■ The task ■
Copy the lines below verbatim, beginning with the line that includes "Serialize everything readable" and continuing to the end; leave out everything before it.

»»

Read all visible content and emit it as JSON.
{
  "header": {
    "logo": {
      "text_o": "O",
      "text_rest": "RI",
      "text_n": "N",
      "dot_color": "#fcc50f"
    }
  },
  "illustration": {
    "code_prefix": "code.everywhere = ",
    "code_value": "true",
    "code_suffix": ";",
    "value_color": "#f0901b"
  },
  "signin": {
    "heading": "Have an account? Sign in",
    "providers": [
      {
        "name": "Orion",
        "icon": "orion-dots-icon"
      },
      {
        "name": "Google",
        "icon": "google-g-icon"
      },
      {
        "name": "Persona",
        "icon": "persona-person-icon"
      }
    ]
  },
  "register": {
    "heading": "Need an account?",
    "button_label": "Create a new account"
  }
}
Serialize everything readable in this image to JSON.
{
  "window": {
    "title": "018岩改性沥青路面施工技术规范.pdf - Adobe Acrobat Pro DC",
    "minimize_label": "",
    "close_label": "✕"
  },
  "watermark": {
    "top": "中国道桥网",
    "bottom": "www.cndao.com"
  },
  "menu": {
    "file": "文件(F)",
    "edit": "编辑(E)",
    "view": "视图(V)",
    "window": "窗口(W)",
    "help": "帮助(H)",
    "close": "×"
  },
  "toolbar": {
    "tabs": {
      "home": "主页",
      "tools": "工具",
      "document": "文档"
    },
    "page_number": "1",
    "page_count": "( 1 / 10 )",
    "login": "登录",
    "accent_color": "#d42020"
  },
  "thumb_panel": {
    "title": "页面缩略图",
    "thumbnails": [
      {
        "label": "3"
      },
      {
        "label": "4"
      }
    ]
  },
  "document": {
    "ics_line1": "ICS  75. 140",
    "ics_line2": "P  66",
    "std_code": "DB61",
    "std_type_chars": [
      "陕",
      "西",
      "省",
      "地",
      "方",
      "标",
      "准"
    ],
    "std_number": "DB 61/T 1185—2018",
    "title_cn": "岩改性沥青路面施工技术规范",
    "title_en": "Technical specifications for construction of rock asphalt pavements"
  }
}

««

■ Correct output ■
Serialize everything readable in this image to JSON.
{
  "window": {
    "title": "018岩改性沥青路面施工技术规范.pdf - Adobe Acrobat Pro DC",
    "minimize_label": "",
    "close_label": "✕"
  },
  "watermark": {
    "top": "中国道桥网",
    "bottom": "www.cndao.com"
  },
  "menu": {
    "file": "文件(F)",
    "edit": "编辑(E)",
    "view": "视图(V)",
    "window": "窗口(W)",
    "help": "帮助(H)",
    "close": "×"
  },
  "toolbar": {
    "tabs": {
      "home": "主页",
      "tools": "工具",
      "document": "文档"
    },
    "page_number": "1",
    "page_count": "( 1 / 10 )",
    "login": "登录",
    "accent_color": "#d42020"
  },
  "thumb_panel": {
    "title": "页面缩略图",
    "thumbnails": [
      {
        "label": "3"
      },
      {
        "label": "4"
      }
    ]
  },
  "document": {
    "ics_line1": "ICS  75. 140",
    "ics_line2": "P  66",
    "std_code": "DB61",
    "std_type_chars": [
      "陕",
      "西",
      "省",
      "地",
      "方",
      "标",
      "准"
    ],
    "std_number": "DB 61/T 1185—2018",
    "title_cn": "岩改性沥青路面施工技术规范",
    "title_en": "Technical specifications for construction of rock asphalt pavements"
  }
}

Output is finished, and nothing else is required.